#### Provided data ####
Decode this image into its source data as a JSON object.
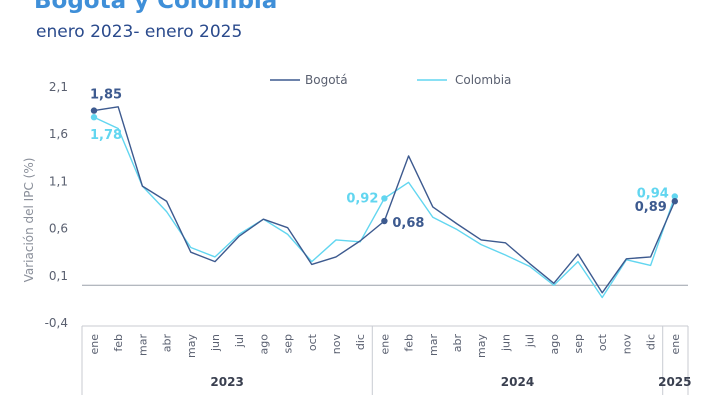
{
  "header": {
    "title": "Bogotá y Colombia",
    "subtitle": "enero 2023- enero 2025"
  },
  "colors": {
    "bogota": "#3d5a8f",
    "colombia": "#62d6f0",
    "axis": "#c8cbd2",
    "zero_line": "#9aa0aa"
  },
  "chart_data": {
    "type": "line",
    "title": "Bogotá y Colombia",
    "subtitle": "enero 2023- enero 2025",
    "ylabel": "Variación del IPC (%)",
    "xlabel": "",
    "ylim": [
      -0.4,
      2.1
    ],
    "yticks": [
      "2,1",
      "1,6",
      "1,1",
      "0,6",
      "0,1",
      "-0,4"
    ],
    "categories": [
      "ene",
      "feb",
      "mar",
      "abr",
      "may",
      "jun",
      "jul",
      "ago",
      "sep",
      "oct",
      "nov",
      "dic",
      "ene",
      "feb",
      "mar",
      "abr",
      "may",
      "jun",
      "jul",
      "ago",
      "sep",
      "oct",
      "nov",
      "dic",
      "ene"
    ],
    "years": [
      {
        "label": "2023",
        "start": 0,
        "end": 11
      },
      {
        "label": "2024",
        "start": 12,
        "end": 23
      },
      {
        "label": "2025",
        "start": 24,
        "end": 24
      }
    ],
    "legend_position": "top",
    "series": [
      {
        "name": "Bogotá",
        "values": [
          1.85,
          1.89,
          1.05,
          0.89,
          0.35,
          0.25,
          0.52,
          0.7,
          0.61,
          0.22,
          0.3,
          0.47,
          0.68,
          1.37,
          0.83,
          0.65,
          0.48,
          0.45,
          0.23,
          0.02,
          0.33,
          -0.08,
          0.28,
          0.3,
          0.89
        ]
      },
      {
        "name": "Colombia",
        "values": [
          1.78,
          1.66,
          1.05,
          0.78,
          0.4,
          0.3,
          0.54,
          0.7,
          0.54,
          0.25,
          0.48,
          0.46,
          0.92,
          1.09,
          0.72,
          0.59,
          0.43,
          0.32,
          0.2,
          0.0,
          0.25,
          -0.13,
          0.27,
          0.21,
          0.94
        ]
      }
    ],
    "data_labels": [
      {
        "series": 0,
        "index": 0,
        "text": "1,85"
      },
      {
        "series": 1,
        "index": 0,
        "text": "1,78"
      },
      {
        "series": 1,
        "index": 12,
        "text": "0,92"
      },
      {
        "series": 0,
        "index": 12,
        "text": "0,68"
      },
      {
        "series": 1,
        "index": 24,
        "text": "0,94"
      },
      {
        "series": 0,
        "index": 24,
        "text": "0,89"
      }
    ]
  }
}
####
#### Provided data ####
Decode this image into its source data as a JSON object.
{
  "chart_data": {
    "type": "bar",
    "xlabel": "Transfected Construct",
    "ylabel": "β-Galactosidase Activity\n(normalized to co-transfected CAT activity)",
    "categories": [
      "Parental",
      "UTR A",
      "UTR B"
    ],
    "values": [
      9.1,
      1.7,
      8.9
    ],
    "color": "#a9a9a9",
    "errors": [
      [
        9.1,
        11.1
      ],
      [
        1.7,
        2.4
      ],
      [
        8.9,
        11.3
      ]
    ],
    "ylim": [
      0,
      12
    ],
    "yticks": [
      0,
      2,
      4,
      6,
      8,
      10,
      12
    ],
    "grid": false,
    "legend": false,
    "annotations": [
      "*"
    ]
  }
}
####
Filter the records above and return every line that holds the word "enero".

> Solved problem
    "subtitle": "enero 2023- enero 2025"
    "subtitle": "enero 2023- enero 2025",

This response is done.